## Prompt
Reproduce all of the listing below without alteration.

Extracted data entries
◇ ◇ ◇ ◇

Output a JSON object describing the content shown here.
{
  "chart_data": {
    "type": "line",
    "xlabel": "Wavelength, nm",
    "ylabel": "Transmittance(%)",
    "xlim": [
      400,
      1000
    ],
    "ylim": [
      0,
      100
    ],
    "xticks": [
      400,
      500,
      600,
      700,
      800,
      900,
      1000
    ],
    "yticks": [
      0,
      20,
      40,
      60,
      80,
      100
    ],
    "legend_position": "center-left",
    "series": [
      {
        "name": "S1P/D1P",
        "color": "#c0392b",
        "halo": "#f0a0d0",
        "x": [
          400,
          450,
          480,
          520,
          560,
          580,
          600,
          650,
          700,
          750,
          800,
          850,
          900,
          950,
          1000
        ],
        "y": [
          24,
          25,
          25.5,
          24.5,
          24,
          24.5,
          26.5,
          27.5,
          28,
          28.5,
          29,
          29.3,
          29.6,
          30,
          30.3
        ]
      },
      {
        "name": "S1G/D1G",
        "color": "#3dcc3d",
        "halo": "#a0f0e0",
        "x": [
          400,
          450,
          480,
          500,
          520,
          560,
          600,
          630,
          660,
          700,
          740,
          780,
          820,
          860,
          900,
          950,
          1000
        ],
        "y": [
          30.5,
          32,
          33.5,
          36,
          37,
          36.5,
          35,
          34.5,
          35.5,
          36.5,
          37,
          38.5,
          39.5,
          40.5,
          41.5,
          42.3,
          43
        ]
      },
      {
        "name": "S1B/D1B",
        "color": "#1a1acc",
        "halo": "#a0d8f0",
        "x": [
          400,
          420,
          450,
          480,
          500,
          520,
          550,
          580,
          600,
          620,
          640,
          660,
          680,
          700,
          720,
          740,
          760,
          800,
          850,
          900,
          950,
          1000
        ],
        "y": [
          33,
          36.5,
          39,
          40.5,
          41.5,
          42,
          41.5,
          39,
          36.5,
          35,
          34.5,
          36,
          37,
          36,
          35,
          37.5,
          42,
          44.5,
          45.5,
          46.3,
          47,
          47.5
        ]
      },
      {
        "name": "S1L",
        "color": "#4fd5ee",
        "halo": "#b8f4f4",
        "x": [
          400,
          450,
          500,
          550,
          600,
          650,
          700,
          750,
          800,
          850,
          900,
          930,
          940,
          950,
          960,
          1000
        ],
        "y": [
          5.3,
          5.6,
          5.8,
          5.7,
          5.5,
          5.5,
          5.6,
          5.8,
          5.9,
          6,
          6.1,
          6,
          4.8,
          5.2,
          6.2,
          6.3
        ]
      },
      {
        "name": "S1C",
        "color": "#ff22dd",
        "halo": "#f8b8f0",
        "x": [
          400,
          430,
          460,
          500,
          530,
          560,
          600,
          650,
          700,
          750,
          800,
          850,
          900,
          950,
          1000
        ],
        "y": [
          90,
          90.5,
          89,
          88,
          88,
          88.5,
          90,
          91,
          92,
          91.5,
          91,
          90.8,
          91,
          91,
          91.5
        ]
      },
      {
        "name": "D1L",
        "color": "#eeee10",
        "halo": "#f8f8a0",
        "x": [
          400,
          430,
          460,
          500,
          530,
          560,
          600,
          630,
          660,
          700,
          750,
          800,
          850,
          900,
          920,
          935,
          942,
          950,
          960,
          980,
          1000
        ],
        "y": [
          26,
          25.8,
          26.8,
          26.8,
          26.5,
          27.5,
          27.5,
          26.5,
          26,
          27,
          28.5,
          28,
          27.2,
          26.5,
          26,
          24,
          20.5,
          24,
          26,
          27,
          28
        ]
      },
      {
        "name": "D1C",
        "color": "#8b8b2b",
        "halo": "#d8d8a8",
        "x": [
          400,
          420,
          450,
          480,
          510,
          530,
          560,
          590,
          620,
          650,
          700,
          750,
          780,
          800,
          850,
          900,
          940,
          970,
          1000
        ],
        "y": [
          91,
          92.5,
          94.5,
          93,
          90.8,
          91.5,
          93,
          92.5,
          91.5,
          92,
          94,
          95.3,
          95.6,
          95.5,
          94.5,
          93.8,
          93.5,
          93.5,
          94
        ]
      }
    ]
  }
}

◇ ◇ ◇ ◇

## Task solution
Output a JSON object describing the content shown here.
{
  "chart_data": {
    "type": "line",
    "xlabel": "Wavelength, nm",
    "ylabel": "Transmittance(%)",
    "xlim": [
      400,
      1000
    ],
    "ylim": [
      0,
      100
    ],
    "xticks": [
      400,
      500,
      600,
      700,
      800,
      900,
      1000
    ],
    "yticks": [
      0,
      20,
      40,
      60,
      80,
      100
    ],
    "legend_position": "center-left",
    "series": [
      {
        "name": "S1P/D1P",
        "color": "#c0392b",
        "halo": "#f0a0d0",
        "x": [
          400,
          450,
          480,
          520,
          560,
          580,
          600,
          650,
          700,
          750,
          800,
          850,
          900,
          950,
          1000
        ],
        "y": [
          24,
          25,
          25.5,
          24.5,
          24,
          24.5,
          26.5,
          27.5,
          28,
          28.5,
          29,
          29.3,
          29.6,
          30,
          30.3
        ]
      },
      {
        "name": "S1G/D1G",
        "color": "#3dcc3d",
        "halo": "#a0f0e0",
        "x": [
          400,
          450,
          480,
          500,
          520,
          560,
          600,
          630,
          660,
          700,
          740,
          780,
          820,
          860,
          900,
          950,
          1000
        ],
        "y": [
          30.5,
          32,
          33.5,
          36,
          37,
          36.5,
          35,
          34.5,
          35.5,
          36.5,
          37,
          38.5,
          39.5,
          40.5,
          41.5,
          42.3,
          43
        ]
      },
      {
        "name": "S1B/D1B",
        "color": "#1a1acc",
        "halo": "#a0d8f0",
        "x": [
          400,
          420,
          450,
          480,
          500,
          520,
          550,
          580,
          600,
          620,
          640,
          660,
          680,
          700,
          720,
          740,
          760,
          800,
          850,
          900,
          950,
          1000
        ],
        "y": [
          33,
          36.5,
          39,
          40.5,
          41.5,
          42,
          41.5,
          39,
          36.5,
          35,
          34.5,
          36,
          37,
          36,
          35,
          37.5,
          42,
          44.5,
          45.5,
          46.3,
          47,
          47.5
        ]
      },
      {
        "name": "S1L",
        "color": "#4fd5ee",
        "halo": "#b8f4f4",
        "x": [
          400,
          450,
          500,
          550,
          600,
          650,
          700,
          750,
          800,
          850,
          900,
          930,
          940,
          950,
          960,
          1000
        ],
        "y": [
          5.3,
          5.6,
          5.8,
          5.7,
          5.5,
          5.5,
          5.6,
          5.8,
          5.9,
          6,
          6.1,
          6,
          4.8,
          5.2,
          6.2,
          6.3
        ]
      },
      {
        "name": "S1C",
        "color": "#ff22dd",
        "halo": "#f8b8f0",
        "x": [
          400,
          430,
          460,
          500,
          530,
          560,
          600,
          650,
          700,
          750,
          800,
          850,
          900,
          950,
          1000
        ],
        "y": [
          90,
          90.5,
          89,
          88,
          88,
          88.5,
          90,
          91,
          92,
          91.5,
          91,
          90.8,
          91,
          91,
          91.5
        ]
      },
      {
        "name": "D1L",
        "color": "#eeee10",
        "halo": "#f8f8a0",
        "x": [
          400,
          430,
          460,
          500,
          530,
          560,
          600,
          630,
          660,
          700,
          750,
          800,
          850,
          900,
          920,
          935,
          942,
          950,
          960,
          980,
          1000
        ],
        "y": [
          26,
          25.8,
          26.8,
          26.8,
          26.5,
          27.5,
          27.5,
          26.5,
          26,
          27,
          28.5,
          28,
          27.2,
          26.5,
          26,
          24,
          20.5,
          24,
          26,
          27,
          28
        ]
      },
      {
        "name": "D1C",
        "color": "#8b8b2b",
        "halo": "#d8d8a8",
        "x": [
          400,
          420,
          450,
          480,
          510,
          530,
          560,
          590,
          620,
          650,
          700,
          750,
          780,
          800,
          850,
          900,
          940,
          970,
          1000
        ],
        "y": [
          91,
          92.5,
          94.5,
          93,
          90.8,
          91.5,
          93,
          92.5,
          91.5,
          92,
          94,
          95.3,
          95.6,
          95.5,
          94.5,
          93.8,
          93.5,
          93.5,
          94
        ]
      }
    ]
  }
}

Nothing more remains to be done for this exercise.